[Figure record extracts]
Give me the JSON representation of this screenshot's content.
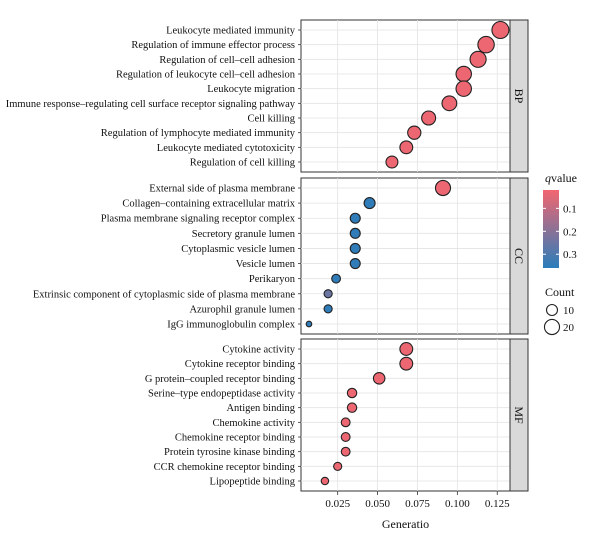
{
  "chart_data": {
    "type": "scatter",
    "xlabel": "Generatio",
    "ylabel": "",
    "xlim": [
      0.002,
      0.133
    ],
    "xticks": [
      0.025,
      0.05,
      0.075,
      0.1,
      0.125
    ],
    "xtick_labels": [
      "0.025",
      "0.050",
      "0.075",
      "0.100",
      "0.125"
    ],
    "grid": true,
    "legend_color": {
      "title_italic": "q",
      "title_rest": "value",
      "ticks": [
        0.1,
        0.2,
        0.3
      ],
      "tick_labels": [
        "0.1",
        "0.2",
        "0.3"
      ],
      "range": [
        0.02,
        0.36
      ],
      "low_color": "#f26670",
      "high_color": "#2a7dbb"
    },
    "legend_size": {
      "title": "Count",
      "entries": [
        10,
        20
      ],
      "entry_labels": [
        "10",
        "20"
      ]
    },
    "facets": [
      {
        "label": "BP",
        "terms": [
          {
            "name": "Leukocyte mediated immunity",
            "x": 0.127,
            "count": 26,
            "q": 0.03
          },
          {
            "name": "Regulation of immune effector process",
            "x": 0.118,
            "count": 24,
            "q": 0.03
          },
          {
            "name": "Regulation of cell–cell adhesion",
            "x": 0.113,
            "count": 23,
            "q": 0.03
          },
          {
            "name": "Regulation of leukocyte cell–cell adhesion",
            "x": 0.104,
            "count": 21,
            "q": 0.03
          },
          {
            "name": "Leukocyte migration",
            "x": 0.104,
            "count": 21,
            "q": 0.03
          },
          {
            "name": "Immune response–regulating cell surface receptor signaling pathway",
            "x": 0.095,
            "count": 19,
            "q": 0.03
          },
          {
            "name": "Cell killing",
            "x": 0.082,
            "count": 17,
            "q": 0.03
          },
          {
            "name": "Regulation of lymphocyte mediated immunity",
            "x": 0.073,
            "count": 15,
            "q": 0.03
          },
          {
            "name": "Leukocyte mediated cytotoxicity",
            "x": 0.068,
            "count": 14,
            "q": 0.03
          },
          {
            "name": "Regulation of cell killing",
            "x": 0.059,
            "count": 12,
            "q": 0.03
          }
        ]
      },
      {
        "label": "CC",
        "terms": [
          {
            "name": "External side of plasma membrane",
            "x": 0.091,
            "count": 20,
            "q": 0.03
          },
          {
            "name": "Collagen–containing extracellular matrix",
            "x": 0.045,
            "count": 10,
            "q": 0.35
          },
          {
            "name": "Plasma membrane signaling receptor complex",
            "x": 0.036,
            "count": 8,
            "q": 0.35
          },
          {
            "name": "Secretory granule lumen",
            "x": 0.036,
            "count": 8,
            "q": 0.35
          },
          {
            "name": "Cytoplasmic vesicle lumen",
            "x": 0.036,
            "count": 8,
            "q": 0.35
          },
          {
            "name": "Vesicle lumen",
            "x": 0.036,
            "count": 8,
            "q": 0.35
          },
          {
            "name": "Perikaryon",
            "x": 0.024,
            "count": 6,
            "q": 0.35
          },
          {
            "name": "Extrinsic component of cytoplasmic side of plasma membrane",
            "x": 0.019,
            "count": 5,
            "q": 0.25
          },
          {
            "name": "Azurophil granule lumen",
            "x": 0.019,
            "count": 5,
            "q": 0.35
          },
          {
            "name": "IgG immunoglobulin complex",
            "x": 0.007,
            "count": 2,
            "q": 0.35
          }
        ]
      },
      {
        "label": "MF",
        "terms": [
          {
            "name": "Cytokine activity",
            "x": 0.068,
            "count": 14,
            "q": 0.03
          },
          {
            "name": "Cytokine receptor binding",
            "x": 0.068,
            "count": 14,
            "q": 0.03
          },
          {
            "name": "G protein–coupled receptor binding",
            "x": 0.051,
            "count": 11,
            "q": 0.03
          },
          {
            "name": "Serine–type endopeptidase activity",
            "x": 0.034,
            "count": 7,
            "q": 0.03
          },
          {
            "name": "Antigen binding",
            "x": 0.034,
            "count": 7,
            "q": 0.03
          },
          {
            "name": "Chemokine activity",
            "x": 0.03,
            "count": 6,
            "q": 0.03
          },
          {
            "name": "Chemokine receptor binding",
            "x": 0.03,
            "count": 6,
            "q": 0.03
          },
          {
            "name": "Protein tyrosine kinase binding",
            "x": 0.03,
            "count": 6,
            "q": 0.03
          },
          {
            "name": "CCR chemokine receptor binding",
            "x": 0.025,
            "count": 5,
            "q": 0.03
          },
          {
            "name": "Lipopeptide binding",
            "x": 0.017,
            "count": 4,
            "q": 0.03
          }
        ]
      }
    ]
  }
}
...
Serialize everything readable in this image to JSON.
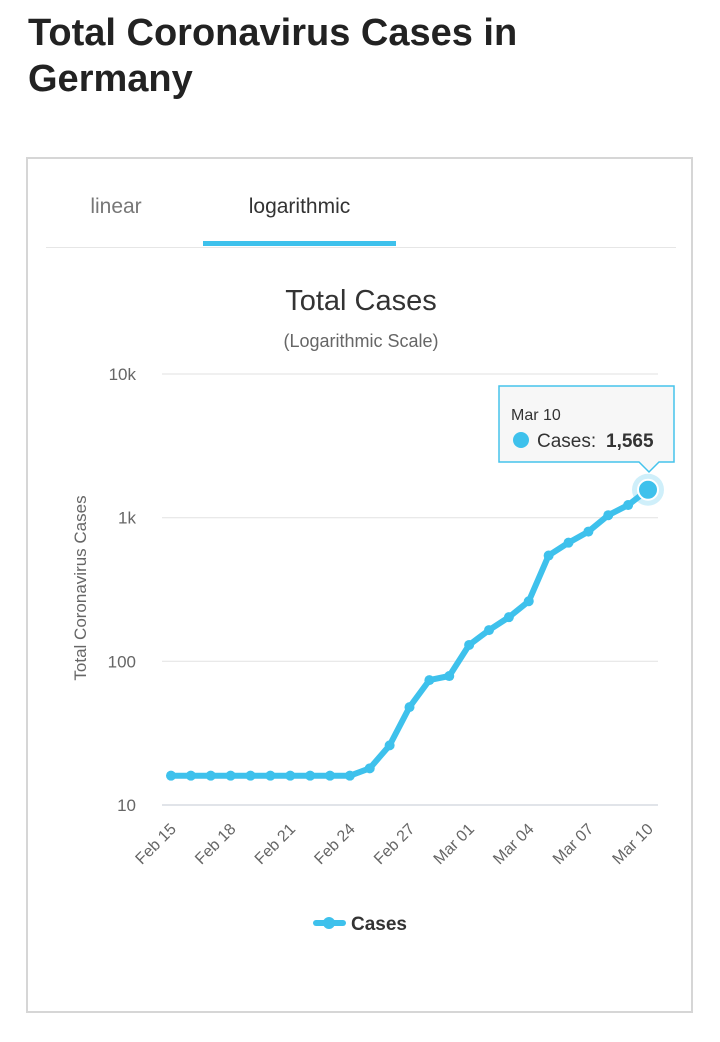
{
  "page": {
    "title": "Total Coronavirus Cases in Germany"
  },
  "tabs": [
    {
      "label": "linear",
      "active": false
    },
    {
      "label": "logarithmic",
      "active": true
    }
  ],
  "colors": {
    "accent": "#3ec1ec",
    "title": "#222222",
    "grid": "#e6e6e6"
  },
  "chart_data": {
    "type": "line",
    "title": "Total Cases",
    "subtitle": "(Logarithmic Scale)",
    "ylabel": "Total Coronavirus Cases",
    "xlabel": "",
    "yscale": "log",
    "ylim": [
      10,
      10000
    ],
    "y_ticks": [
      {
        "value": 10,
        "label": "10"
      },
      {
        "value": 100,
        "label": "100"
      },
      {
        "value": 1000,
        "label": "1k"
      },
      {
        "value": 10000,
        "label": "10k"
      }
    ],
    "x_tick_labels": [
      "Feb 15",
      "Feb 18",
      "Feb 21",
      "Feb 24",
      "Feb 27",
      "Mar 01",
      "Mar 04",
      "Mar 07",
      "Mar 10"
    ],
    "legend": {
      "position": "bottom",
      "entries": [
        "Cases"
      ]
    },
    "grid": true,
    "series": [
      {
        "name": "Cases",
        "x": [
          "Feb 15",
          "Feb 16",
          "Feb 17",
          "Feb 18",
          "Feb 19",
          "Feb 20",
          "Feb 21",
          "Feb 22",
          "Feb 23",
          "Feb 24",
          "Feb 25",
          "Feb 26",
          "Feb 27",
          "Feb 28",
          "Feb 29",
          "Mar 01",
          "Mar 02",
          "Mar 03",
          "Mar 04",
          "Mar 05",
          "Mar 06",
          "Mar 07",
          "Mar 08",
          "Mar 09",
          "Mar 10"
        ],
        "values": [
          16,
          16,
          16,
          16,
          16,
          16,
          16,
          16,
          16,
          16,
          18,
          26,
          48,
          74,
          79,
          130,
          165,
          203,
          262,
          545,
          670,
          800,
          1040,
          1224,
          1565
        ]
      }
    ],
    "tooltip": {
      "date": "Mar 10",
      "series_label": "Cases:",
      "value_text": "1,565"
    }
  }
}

### Task description
For every line of the records with the string "complex", add one to a tally; give the final tally alone.

### Expected answer
2